Records from a data collection:
=====

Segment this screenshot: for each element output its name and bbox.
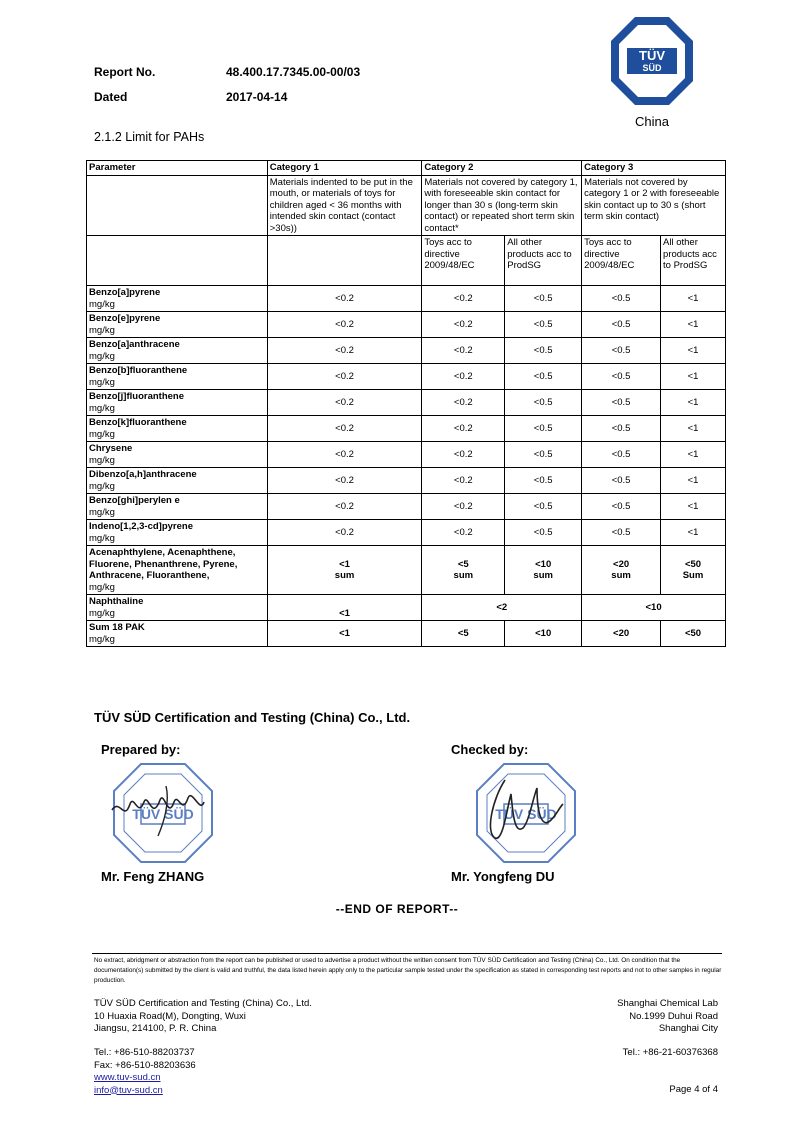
tuv-octagon-icon <box>609 15 695 107</box>
param-cell <box>87 312 268 338</box>
value: <5 <box>457 558 469 570</box>
footer-line: No.1999 Duhui Road <box>629 1010 718 1022</box>
cell-cat3-toys: <20 <box>582 621 661 647</box>
svg-text:TÜV: TÜV <box>639 48 665 63</box>
end-of-report: --END OF REPORT-- <box>335 902 459 916</box>
cell-cat2-other: <0.5 <box>505 520 582 546</box>
cell-cat3-other: <1 <box>661 416 726 442</box>
param-name: Benzo[ghi]perylen e <box>89 495 180 506</box>
cell-cat1: <0.2 <box>267 338 422 364</box>
cell-cat3-toys: <0.5 <box>582 442 661 468</box>
cat3-header: Category 3 <box>582 161 726 176</box>
table-row <box>87 286 726 312</box>
cell-cat2-toys: <0.2 <box>422 312 505 338</box>
report-no-label: Report No. <box>94 65 156 79</box>
cell-cat2: <2 <box>422 595 582 621</box>
cell-cat3-other: <1 <box>661 468 726 494</box>
checked-label: Checked by: <box>451 742 529 757</box>
param-unit: mg/kg <box>89 324 115 336</box>
footer-address-left <box>94 998 312 1036</box>
table-row <box>87 338 726 364</box>
cat1-desc: Materials indented to be put in the mouth, or materials of toys for children aged < 36 months with intended skin contact (contact >30s)) <box>267 175 422 236</box>
cell-cat2-toys: <0.2 <box>422 442 505 468</box>
cell-cat3-toys: <0.5 <box>582 520 661 546</box>
checker-stamp <box>471 758 581 868</box>
cell-cat3-toys: <0.5 <box>582 416 661 442</box>
param-name: Sum 18 PAK <box>89 622 145 633</box>
param-header: Parameter <box>87 161 268 176</box>
section-title: 2.1.2 Limit for PAHs <box>94 130 205 144</box>
dated-label: Dated <box>94 90 128 104</box>
cell-cat1 <box>267 546 422 595</box>
stamp-seal-icon <box>108 758 218 868</box>
cell-cat2-other: <0.5 <box>505 286 582 312</box>
cell-cat3-other: <1 <box>661 390 726 416</box>
tuv-sud-logo <box>609 15 695 129</box>
cell-cat3: <10 <box>582 595 726 621</box>
param-unit: mg/kg <box>89 532 115 544</box>
cell-cat3-other: <1 <box>661 286 726 312</box>
table-row <box>87 520 726 546</box>
cell-cat1: <0.2 <box>267 364 422 390</box>
param-cell <box>87 364 268 390</box>
param-unit: mg/kg <box>89 581 115 593</box>
table-header-row <box>87 161 726 176</box>
cell-cat3-toys: <0.5 <box>582 364 661 390</box>
table-sub-row <box>87 236 726 286</box>
cell-cat2-other: <0.5 <box>505 416 582 442</box>
total-param <box>87 621 268 647</box>
param-name: Benzo[j]fluoranthene <box>89 391 184 402</box>
cell-cat2-toys: <0.2 <box>422 520 505 546</box>
param-cell <box>87 468 268 494</box>
param-cell <box>87 338 268 364</box>
cell-cat3-toys: <0.5 <box>582 390 661 416</box>
param-cell <box>87 520 268 546</box>
cell-cat2-toys: <0.2 <box>422 468 505 494</box>
param-name: Naphthaline <box>89 596 144 607</box>
param-cell <box>87 390 268 416</box>
page-number: Page 4 of 4 <box>669 1084 718 1095</box>
preparer-stamp <box>108 758 218 868</box>
cell-cat3-other: <1 <box>661 338 726 364</box>
sum-note: sum <box>334 570 355 581</box>
cell-cat2-other <box>505 546 582 595</box>
cell-cat1: <0.2 <box>267 520 422 546</box>
footer-fax: Fax: +86-510-88203636 <box>94 1059 196 1071</box>
cell-cat2-toys <box>422 546 505 595</box>
param-unit: mg/kg <box>89 633 115 645</box>
website-link[interactable]: www.tuv-sud.cn <box>94 1072 161 1083</box>
cell-cat3-other <box>661 546 726 595</box>
footer-contacts <box>94 1047 196 1097</box>
value: <10 <box>535 558 552 570</box>
cell-cat1: <0.2 <box>267 390 422 416</box>
param-unit: mg/kg <box>89 480 115 492</box>
param-name: Dibenzo[a,h]anthracene <box>89 469 197 480</box>
empty-cell <box>87 175 268 236</box>
cell-cat2-other: <0.5 <box>505 494 582 520</box>
cell-cat3-toys: <0.5 <box>582 312 661 338</box>
cell-cat3-other: <1 <box>661 494 726 520</box>
param-name: Benzo[e]pyrene <box>89 313 161 324</box>
pah-rows <box>87 286 726 546</box>
cat3-desc: Materials not covered by category 1 or 2 with foreseeable skin contact up to 30 s (short term skin contact) <box>582 175 726 236</box>
empty-cell <box>267 236 422 286</box>
footer-line: Shanghai Chemical Lab <box>617 998 718 1009</box>
sum-note: sum <box>533 570 553 581</box>
param-name: Benzo[b]fluoranthene <box>89 365 188 376</box>
footer-divider <box>92 953 722 954</box>
param-name: Benzo[a]pyrene <box>89 287 161 298</box>
footer-line: 10 Huaxia Road(M), Dongting, Wuxi <box>94 1010 246 1022</box>
cat2-header: Category 2 <box>422 161 582 176</box>
cat2-sub-other: All other products acc to ProdSG <box>505 236 582 286</box>
param-unit: mg/kg <box>89 350 115 362</box>
total-row <box>87 621 726 647</box>
logo-china: China <box>635 114 669 129</box>
cat2-desc: Materials not covered by category 1, with foreseeable skin contact for longer than 30 s (long-term skin contact) or repeated short term skin contact* <box>422 175 582 236</box>
param-unit: mg/kg <box>89 402 115 414</box>
dated-value: 2017-04-14 <box>226 90 288 104</box>
footer-address-right <box>617 998 718 1036</box>
param-unit: mg/kg <box>89 298 115 310</box>
param-name: Benzo[k]fluoranthene <box>89 417 187 428</box>
cell-cat3-toys: <0.5 <box>582 286 661 312</box>
svg-text:TÜV SÜD: TÜV SÜD <box>495 806 557 822</box>
table-row <box>87 442 726 468</box>
cell-cat1: <1 <box>267 621 422 647</box>
cell-cat1: <1 <box>267 595 422 621</box>
cell-cat1: <0.2 <box>267 312 422 338</box>
cell-cat3-other: <50 <box>661 621 726 647</box>
param-name: Acenaphthylene, Acenaphthene, Fluorene, Phenanthrene, Pyrene, Anthracene, Fluoranthene, <box>89 547 238 581</box>
empty-cell <box>87 236 268 286</box>
cell-cat2-other: <10 <box>505 621 582 647</box>
table-row <box>87 416 726 442</box>
cell-cat2-other: <0.5 <box>505 338 582 364</box>
cat2-sub-toys: Toys acc to directive 2009/48/EC <box>422 236 505 286</box>
param-unit: mg/kg <box>89 506 115 518</box>
param-name: Chrysene <box>89 443 133 454</box>
checker-name: Mr. Yongfeng DU <box>451 869 555 884</box>
naph-param <box>87 595 268 621</box>
param-name: Indeno[1,2,3-cd]pyrene <box>89 521 193 532</box>
cell-cat3-toys <box>582 546 661 595</box>
cell-cat2-toys: <0.2 <box>422 338 505 364</box>
footer-right-tel: Tel.: +86-21-60376368 <box>622 1047 718 1058</box>
cell-cat3-toys: <0.5 <box>582 494 661 520</box>
footer-line: Shanghai City <box>658 1023 718 1034</box>
email-link[interactable]: info@tuv-sud.cn <box>94 1084 163 1096</box>
cell-cat2-other: <0.5 <box>505 312 582 338</box>
value: <1 <box>339 558 350 570</box>
cell-cat3-other: <1 <box>661 520 726 546</box>
param-unit: mg/kg <box>89 607 115 619</box>
cat3-sub-toys: Toys acc to directive 2009/48/EC <box>582 236 661 286</box>
sum-note: Sum <box>682 570 704 581</box>
table-row <box>87 364 726 390</box>
param-cell <box>87 416 268 442</box>
sum-note: sum <box>453 570 474 581</box>
param-name: Benzo[a]anthracene <box>89 339 180 350</box>
sum-note: sum <box>611 570 631 581</box>
pah-limits-table <box>86 160 726 647</box>
param-cell <box>87 494 268 520</box>
footer-tel: Tel.: +86-510-88203737 <box>94 1047 195 1058</box>
value: <50 <box>684 558 702 570</box>
param-cell <box>87 286 268 312</box>
prepared-label: Prepared by: <box>101 742 181 757</box>
cell-cat2-toys: <0.2 <box>422 286 505 312</box>
disclaimer-text: No extract, abridgment or abstraction from the report can be published or used to advertise a product without the written consent from TÜV SÜD Certification and Testing (China) Co., Ltd. On condition that the documentation(s) submitted by the client is valid and truthful, the data listed herein apply only to the particular sample tested under the specification as stated in corresponding test reports and not to other samples in regular production. <box>94 957 722 984</box>
cell-cat2-other: <0.5 <box>505 468 582 494</box>
cell-cat2-toys: <0.2 <box>422 390 505 416</box>
svg-text:TÜV SÜD: TÜV SÜD <box>132 806 194 822</box>
cell-cat2-toys: <0.2 <box>422 364 505 390</box>
svg-text:SÜD: SÜD <box>642 63 662 73</box>
footer-line: TÜV SÜD Certification and Testing (China) Co., Ltd. <box>94 998 312 1009</box>
cat1-header: Category 1 <box>267 161 422 176</box>
value: <20 <box>613 558 630 570</box>
cell-cat2-toys: <0.2 <box>422 494 505 520</box>
stamp-seal-icon <box>471 758 581 868</box>
cell-cat1: <0.2 <box>267 468 422 494</box>
cell-cat2-toys: <5 <box>422 621 505 647</box>
footer-line: Jiangsu, 214100, P. R. China <box>94 1023 217 1034</box>
table-desc-row <box>87 175 726 236</box>
table-row <box>87 494 726 520</box>
sum-param <box>87 546 268 595</box>
cell-cat2-other: <0.5 <box>505 364 582 390</box>
param-unit: mg/kg <box>89 454 115 466</box>
cell-cat1: <0.2 <box>267 494 422 520</box>
table-row <box>87 312 726 338</box>
table-row <box>87 390 726 416</box>
cat3-sub-other: All other products acc to ProdSG <box>661 236 726 286</box>
param-unit: mg/kg <box>89 428 115 440</box>
cell-cat3-other: <1 <box>661 364 726 390</box>
naphthaline-row <box>87 595 726 621</box>
cell-cat1: <0.2 <box>267 442 422 468</box>
param-cell <box>87 442 268 468</box>
param-unit: mg/kg <box>89 376 115 388</box>
company-name: TÜV SÜD Certification and Testing (China) Co., Ltd. <box>94 710 411 725</box>
sum-row <box>87 546 726 595</box>
cell-cat1: <0.2 <box>267 416 422 442</box>
cell-cat2-other: <0.5 <box>505 390 582 416</box>
preparer-name: Mr. Feng ZHANG <box>101 869 205 884</box>
table-row <box>87 468 726 494</box>
cell-cat3-other: <1 <box>661 442 726 468</box>
report-no-value: 48.400.17.7345.00-00/03 <box>226 65 361 79</box>
cell-cat3-toys: <0.5 <box>582 468 661 494</box>
cell-cat2-toys: <0.2 <box>422 416 505 442</box>
cell-cat1: <0.2 <box>267 286 422 312</box>
cell-cat3-toys: <0.5 <box>582 338 661 364</box>
cell-cat2-other: <0.5 <box>505 442 582 468</box>
cell-cat3-other: <1 <box>661 312 726 338</box>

=====

Brief ▸ Turn the lines from the one containing "tuv-octagon-icon <box>609 15 695 107</box>" through the one containing "section-title: 2.1.2 Limit", inclusive, into a JSON list of strings with one string per line, omitting any blank lines.

Written answer ▸
[
  "tuv-octagon-icon <box>609 15 695 107</box>",
  "param-cell <box>87 312 268 338</box>",
  "value: <5 <box>457 558 469 570</box>",
  "footer-line: No.1999 Duhui Road <box>629 1010 718 1022</box>",
  "cell-cat3-toys: <20 <box>582 621 661 647</box>",
  "svg-text:TÜV: TÜV <box>639 48 665 63</box>",
  "end-of-report: --END OF REPORT-- <box>335 902 459 916</box>",
  "cell-cat2-other: <0.5 <box>505 520 582 546</box>",
  "cell-cat3-other: <1 <box>661 416 726 442</box>",
  "param-name: Benzo[ghi]perylen e <box>89 495 180 506</box>",
  "cell-cat1: <0.2 <box>267 338 422 364</box>",
  "cell-cat3-toys: <0.5 <box>582 442 661 468</box>",
  "cat3-header: Category 3 <box>582 161 726 176</box>",
  "table-row <box>87 286 726 312</box>",
  "cell-cat2-toys: <0.2 <box>422 312 505 338</box>",
  "report-no-label: Report No. <box>94 65 156 79</box>",
  "cell-cat2: <2 <box>422 595 582 621</box>",
  "cell-cat3-other: <1 <box>661 468 726 494</box>",
  "checked-label: Checked by: <box>451 742 529 757</box>",
  "param-unit: mg/kg <box>89 324 115 336</box>",
  "footer-address-left <box>94 998 312 1036</box>",
  "table-row <box>87 338 726 364</box>",
  "cat1-desc: Materials indented to be put in the mouth, or materials of toys for children aged < 36 months with intended skin contact (contact >30s)) <box>267 175 422 236</box>",
  "cell-cat2-toys: <0.2 <box>422 442 505 468</box>",
  "cell-cat3-toys: <0.5 <box>582 520 661 546</box>",
  "checker-stamp <box>471 758 581 868</box>",
  "cell-cat3-toys: <0.5 <box>582 416 661 442</box>",
  "param-name: Sum 18 PAK <box>89 622 145 633</box>",
  "param-header: Parameter <box>87 161 268 176</box>",
  "section-title: 2.1.2 Limit for PAHs <box>94 130 205 144</box>"
]